- [Work instructions]
Reproduce the listing below in full and without alteration, apart from its pictures.

## BEGIN

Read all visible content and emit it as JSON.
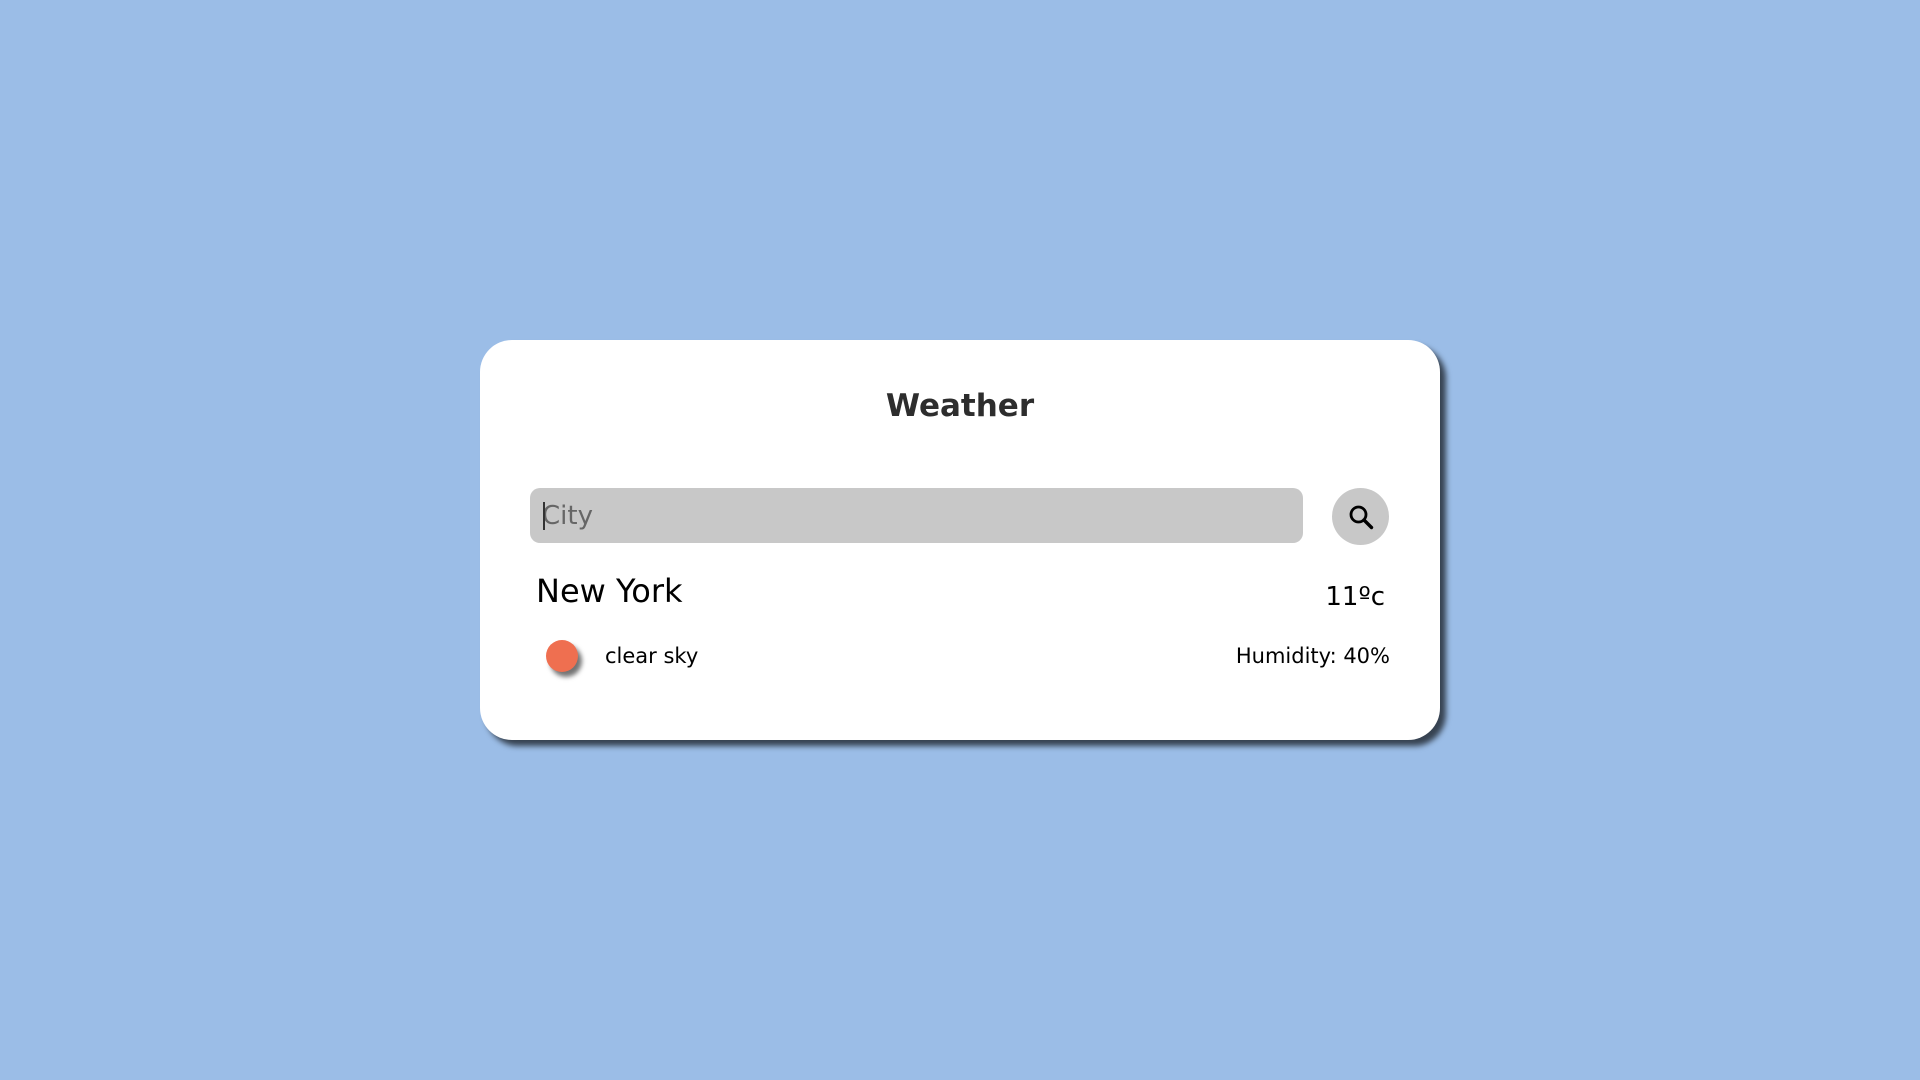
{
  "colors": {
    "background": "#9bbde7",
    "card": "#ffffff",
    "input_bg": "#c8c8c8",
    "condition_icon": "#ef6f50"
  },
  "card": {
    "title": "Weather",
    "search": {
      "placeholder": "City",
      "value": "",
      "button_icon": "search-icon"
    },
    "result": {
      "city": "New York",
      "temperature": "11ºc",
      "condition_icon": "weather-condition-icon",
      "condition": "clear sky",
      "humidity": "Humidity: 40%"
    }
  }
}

## END

- [Output for this exercise]
Read all visible content and emit it as JSON.
{
  "colors": {
    "background": "#9bbde7",
    "card": "#ffffff",
    "input_bg": "#c8c8c8",
    "condition_icon": "#ef6f50"
  },
  "card": {
    "title": "Weather",
    "search": {
      "placeholder": "City",
      "value": "",
      "button_icon": "search-icon"
    },
    "result": {
      "city": "New York",
      "temperature": "11ºc",
      "condition_icon": "weather-condition-icon",
      "condition": "clear sky",
      "humidity": "Humidity: 40%"
    }
  }
}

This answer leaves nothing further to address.